### Aim of the exercise
Work out how many lines include "name" and answer with that number only.

_ _ _ _ _

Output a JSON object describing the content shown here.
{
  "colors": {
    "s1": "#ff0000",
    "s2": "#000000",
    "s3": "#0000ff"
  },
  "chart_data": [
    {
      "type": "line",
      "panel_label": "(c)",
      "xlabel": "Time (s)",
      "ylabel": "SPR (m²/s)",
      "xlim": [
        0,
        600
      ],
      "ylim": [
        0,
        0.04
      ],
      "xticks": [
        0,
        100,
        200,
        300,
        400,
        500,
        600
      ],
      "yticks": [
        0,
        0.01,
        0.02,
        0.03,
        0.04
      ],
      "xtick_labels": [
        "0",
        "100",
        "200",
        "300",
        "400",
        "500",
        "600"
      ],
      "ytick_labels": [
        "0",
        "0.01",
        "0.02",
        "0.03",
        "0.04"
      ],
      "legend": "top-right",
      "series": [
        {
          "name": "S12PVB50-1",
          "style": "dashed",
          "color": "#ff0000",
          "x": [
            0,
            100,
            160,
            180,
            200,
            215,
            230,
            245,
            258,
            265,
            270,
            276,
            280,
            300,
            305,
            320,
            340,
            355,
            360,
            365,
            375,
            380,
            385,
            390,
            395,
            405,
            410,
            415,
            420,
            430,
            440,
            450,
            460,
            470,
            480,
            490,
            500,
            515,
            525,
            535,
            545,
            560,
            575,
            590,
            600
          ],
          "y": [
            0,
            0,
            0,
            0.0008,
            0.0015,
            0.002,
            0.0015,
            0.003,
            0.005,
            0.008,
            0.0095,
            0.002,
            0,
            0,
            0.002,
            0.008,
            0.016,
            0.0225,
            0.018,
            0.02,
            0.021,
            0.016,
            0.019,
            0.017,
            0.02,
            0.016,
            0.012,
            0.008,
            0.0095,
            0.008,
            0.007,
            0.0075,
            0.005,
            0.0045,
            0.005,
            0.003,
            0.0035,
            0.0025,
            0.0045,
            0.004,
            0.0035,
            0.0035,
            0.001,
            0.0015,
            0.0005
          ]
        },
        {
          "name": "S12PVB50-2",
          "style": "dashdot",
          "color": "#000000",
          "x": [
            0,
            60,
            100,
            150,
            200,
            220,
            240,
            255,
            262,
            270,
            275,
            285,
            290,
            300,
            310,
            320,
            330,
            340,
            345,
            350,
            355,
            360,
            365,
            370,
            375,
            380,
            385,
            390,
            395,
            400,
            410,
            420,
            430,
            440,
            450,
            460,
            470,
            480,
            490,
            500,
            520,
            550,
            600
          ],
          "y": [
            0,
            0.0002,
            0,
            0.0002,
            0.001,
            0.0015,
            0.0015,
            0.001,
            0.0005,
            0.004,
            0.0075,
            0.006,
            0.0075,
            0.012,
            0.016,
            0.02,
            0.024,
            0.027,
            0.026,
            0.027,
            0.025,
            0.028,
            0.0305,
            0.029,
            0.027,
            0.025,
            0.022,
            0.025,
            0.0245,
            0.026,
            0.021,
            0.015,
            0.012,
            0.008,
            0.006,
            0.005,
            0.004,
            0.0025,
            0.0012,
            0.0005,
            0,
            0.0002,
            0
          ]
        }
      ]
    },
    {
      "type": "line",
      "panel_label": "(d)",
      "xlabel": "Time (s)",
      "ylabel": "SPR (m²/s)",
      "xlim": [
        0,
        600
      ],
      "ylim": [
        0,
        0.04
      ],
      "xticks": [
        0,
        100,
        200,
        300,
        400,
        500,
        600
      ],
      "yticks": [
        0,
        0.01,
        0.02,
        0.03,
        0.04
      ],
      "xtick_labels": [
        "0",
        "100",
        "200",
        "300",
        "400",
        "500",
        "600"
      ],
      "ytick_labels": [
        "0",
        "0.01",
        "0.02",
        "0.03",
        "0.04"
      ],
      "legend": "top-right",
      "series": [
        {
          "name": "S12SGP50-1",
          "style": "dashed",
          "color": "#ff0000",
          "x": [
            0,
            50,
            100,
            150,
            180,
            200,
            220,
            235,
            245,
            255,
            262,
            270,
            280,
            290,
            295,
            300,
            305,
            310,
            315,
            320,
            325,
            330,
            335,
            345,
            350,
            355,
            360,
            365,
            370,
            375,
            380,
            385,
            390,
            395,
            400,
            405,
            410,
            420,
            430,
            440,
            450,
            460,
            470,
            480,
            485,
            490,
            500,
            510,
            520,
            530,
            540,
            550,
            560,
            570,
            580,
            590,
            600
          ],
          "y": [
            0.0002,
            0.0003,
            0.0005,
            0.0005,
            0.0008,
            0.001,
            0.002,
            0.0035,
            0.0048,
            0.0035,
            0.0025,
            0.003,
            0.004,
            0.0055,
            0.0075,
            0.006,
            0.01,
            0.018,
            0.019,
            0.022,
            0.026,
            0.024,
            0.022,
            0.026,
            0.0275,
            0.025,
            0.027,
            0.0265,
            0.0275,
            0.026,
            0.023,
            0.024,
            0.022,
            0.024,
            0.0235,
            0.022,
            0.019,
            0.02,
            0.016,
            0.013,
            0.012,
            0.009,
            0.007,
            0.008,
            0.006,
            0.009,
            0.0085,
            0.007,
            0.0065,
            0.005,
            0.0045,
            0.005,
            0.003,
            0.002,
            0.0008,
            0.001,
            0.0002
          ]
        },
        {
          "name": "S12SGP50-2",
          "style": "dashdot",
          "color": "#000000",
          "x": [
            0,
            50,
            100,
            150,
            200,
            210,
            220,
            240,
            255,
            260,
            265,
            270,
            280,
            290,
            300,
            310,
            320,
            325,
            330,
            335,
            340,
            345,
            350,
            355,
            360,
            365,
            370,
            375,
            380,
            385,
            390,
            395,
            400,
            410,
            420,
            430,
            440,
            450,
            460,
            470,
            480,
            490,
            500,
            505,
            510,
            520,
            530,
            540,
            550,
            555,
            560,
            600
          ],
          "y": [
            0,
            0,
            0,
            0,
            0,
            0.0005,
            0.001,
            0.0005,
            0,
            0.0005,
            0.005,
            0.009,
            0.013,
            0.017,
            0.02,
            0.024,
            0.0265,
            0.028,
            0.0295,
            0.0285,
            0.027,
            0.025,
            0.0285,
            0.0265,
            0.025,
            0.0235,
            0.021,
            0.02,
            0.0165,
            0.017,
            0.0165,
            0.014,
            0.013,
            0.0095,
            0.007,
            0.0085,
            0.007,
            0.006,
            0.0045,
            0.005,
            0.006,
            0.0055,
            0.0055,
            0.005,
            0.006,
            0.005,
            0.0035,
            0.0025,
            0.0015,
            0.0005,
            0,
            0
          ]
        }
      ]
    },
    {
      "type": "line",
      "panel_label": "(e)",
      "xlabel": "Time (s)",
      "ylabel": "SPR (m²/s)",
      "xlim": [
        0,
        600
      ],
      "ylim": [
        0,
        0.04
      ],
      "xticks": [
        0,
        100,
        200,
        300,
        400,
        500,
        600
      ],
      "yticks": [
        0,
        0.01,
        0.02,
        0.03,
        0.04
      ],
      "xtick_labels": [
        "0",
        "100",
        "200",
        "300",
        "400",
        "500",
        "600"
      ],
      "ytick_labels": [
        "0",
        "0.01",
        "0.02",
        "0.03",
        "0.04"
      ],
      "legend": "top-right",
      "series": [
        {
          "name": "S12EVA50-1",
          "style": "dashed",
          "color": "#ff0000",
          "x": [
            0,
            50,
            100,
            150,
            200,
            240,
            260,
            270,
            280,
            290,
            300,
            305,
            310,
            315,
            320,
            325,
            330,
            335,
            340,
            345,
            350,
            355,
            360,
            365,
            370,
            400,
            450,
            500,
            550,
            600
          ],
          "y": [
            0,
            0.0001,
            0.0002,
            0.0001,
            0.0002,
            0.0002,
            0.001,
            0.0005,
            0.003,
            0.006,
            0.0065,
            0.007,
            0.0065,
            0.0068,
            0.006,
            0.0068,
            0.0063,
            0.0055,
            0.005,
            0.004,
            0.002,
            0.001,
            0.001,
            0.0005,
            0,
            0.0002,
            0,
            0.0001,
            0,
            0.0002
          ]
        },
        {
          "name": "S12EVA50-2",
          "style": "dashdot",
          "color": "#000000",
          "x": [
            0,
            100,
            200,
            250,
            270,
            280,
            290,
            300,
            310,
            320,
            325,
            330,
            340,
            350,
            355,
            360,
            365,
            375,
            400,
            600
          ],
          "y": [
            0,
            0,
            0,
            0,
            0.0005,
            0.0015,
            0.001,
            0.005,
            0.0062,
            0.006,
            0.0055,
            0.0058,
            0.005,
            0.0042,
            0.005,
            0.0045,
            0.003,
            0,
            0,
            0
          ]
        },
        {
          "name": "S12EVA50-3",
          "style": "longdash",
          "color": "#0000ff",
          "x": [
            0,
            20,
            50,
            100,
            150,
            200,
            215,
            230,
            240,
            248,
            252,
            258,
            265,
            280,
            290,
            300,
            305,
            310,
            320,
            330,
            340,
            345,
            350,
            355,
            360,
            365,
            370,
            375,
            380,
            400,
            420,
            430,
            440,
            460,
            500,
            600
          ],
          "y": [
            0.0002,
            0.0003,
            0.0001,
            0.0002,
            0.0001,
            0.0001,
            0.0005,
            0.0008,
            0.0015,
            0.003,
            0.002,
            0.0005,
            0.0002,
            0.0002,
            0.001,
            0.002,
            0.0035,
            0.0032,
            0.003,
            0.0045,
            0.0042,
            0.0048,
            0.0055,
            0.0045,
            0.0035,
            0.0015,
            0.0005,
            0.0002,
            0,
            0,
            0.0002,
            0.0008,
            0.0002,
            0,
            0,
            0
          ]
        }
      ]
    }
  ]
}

_ _ _ _ _

### Written answer
7